**Task statement**
Can you give all the records again without altering a single character?

**Supplied information**

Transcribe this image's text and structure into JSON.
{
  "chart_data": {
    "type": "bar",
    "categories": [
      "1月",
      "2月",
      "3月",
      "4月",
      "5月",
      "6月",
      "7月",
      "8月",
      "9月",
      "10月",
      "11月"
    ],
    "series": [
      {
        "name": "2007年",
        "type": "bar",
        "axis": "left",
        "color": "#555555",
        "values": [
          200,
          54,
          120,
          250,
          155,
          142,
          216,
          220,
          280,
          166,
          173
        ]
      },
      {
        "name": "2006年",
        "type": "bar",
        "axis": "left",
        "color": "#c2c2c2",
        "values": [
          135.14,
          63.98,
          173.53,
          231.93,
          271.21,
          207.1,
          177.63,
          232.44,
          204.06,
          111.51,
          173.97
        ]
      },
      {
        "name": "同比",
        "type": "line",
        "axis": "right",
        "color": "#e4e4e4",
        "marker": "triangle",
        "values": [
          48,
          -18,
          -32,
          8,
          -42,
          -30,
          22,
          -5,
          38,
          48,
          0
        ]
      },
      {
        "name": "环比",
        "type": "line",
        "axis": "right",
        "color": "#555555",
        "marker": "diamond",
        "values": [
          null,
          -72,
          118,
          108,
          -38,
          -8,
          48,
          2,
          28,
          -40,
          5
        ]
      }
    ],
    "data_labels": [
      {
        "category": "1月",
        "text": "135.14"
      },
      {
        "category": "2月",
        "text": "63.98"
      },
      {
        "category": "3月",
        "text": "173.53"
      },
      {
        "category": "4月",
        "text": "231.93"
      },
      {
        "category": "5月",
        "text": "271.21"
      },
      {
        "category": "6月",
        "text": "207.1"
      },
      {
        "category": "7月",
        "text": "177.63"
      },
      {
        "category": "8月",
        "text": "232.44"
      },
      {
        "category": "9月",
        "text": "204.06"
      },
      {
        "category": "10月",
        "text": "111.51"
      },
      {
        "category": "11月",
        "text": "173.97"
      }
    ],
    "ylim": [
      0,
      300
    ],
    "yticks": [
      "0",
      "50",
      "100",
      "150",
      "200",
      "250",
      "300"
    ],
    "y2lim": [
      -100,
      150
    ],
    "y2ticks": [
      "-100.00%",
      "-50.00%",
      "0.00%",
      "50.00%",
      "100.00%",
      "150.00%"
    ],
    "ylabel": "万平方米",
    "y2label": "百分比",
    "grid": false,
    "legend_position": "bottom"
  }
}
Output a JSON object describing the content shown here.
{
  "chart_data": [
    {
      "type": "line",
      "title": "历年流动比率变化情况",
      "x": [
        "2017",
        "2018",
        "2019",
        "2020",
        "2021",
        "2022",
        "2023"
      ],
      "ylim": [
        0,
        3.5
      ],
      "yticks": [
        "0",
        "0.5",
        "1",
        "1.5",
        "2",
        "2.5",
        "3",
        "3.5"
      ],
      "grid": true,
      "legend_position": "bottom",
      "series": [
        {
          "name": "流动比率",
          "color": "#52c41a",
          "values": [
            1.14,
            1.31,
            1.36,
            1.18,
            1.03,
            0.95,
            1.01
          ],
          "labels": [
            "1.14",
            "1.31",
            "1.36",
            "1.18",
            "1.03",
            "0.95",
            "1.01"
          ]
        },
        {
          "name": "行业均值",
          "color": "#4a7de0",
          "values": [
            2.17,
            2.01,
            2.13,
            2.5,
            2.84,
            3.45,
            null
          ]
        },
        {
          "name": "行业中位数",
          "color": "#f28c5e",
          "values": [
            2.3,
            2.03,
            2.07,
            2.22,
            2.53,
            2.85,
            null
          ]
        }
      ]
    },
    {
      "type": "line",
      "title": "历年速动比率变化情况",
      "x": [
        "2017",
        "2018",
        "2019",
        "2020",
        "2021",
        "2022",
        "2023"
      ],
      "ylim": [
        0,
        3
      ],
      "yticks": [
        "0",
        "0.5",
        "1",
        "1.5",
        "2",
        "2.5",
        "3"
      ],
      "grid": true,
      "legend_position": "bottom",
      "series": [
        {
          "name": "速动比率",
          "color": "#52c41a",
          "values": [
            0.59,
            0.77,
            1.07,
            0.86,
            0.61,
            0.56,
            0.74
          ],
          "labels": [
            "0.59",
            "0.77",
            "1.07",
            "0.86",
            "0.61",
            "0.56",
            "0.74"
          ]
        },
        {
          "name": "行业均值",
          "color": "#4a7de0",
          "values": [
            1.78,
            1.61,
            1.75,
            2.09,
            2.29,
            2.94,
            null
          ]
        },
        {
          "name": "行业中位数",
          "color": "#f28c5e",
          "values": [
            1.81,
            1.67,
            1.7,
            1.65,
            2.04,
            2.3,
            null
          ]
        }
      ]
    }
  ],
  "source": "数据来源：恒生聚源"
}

**Reply**
Transcribe this image's text and structure into JSON.
{
  "chart_data": {
    "type": "bar",
    "categories": [
      "1月",
      "2月",
      "3月",
      "4月",
      "5月",
      "6月",
      "7月",
      "8月",
      "9月",
      "10月",
      "11月"
    ],
    "series": [
      {
        "name": "2007年",
        "type": "bar",
        "axis": "left",
        "color": "#555555",
        "values": [
          200,
          54,
          120,
          250,
          155,
          142,
          216,
          220,
          280,
          166,
          173
        ]
      },
      {
        "name": "2006年",
        "type": "bar",
        "axis": "left",
        "color": "#c2c2c2",
        "values": [
          135.14,
          63.98,
          173.53,
          231.93,
          271.21,
          207.1,
          177.63,
          232.44,
          204.06,
          111.51,
          173.97
        ]
      },
      {
        "name": "同比",
        "type": "line",
        "axis": "right",
        "color": "#e4e4e4",
        "marker": "triangle",
        "values": [
          48,
          -18,
          -32,
          8,
          -42,
          -30,
          22,
          -5,
          38,
          48,
          0
        ]
      },
      {
        "name": "环比",
        "type": "line",
        "axis": "right",
        "color": "#555555",
        "marker": "diamond",
        "values": [
          null,
          -72,
          118,
          108,
          -38,
          -8,
          48,
          2,
          28,
          -40,
          5
        ]
      }
    ],
    "data_labels": [
      {
        "category": "1月",
        "text": "135.14"
      },
      {
        "category": "2月",
        "text": "63.98"
      },
      {
        "category": "3月",
        "text": "173.53"
      },
      {
        "category": "4月",
        "text": "231.93"
      },
      {
        "category": "5月",
        "text": "271.21"
      },
      {
        "category": "6月",
        "text": "207.1"
      },
      {
        "category": "7月",
        "text": "177.63"
      },
      {
        "category": "8月",
        "text": "232.44"
      },
      {
        "category": "9月",
        "text": "204.06"
      },
      {
        "category": "10月",
        "text": "111.51"
      },
      {
        "category": "11月",
        "text": "173.97"
      }
    ],
    "ylim": [
      0,
      300
    ],
    "yticks": [
      "0",
      "50",
      "100",
      "150",
      "200",
      "250",
      "300"
    ],
    "y2lim": [
      -100,
      150
    ],
    "y2ticks": [
      "-100.00%",
      "-50.00%",
      "0.00%",
      "50.00%",
      "100.00%",
      "150.00%"
    ],
    "ylabel": "万平方米",
    "y2label": "百分比",
    "grid": false,
    "legend_position": "bottom"
  }
}
Output a JSON object describing the content shown here.
{
  "chart_data": [
    {
      "type": "line",
      "title": "历年流动比率变化情况",
      "x": [
        "2017",
        "2018",
        "2019",
        "2020",
        "2021",
        "2022",
        "2023"
      ],
      "ylim": [
        0,
        3.5
      ],
      "yticks": [
        "0",
        "0.5",
        "1",
        "1.5",
        "2",
        "2.5",
        "3",
        "3.5"
      ],
      "grid": true,
      "legend_position": "bottom",
      "series": [
        {
          "name": "流动比率",
          "color": "#52c41a",
          "values": [
            1.14,
            1.31,
            1.36,
            1.18,
            1.03,
            0.95,
            1.01
          ],
          "labels": [
            "1.14",
            "1.31",
            "1.36",
            "1.18",
            "1.03",
            "0.95",
            "1.01"
          ]
        },
        {
          "name": "行业均值",
          "color": "#4a7de0",
          "values": [
            2.17,
            2.01,
            2.13,
            2.5,
            2.84,
            3.45,
            null
          ]
        },
        {
          "name": "行业中位数",
          "color": "#f28c5e",
          "values": [
            2.3,
            2.03,
            2.07,
            2.22,
            2.53,
            2.85,
            null
          ]
        }
      ]
    },
    {
      "type": "line",
      "title": "历年速动比率变化情况",
      "x": [
        "2017",
        "2018",
        "2019",
        "2020",
        "2021",
        "2022",
        "2023"
      ],
      "ylim": [
        0,
        3
      ],
      "yticks": [
        "0",
        "0.5",
        "1",
        "1.5",
        "2",
        "2.5",
        "3"
      ],
      "grid": true,
      "legend_position": "bottom",
      "series": [
        {
          "name": "速动比率",
          "color": "#52c41a",
          "values": [
            0.59,
            0.77,
            1.07,
            0.86,
            0.61,
            0.56,
            0.74
          ],
          "labels": [
            "0.59",
            "0.77",
            "1.07",
            "0.86",
            "0.61",
            "0.56",
            "0.74"
          ]
        },
        {
          "name": "行业均值",
          "color": "#4a7de0",
          "values": [
            1.78,
            1.61,
            1.75,
            2.09,
            2.29,
            2.94,
            null
          ]
        },
        {
          "name": "行业中位数",
          "color": "#f28c5e",
          "values": [
            1.81,
            1.67,
            1.7,
            1.65,
            2.04,
            2.3,
            null
          ]
        }
      ]
    }
  ],
  "source": "数据来源：恒生聚源"
}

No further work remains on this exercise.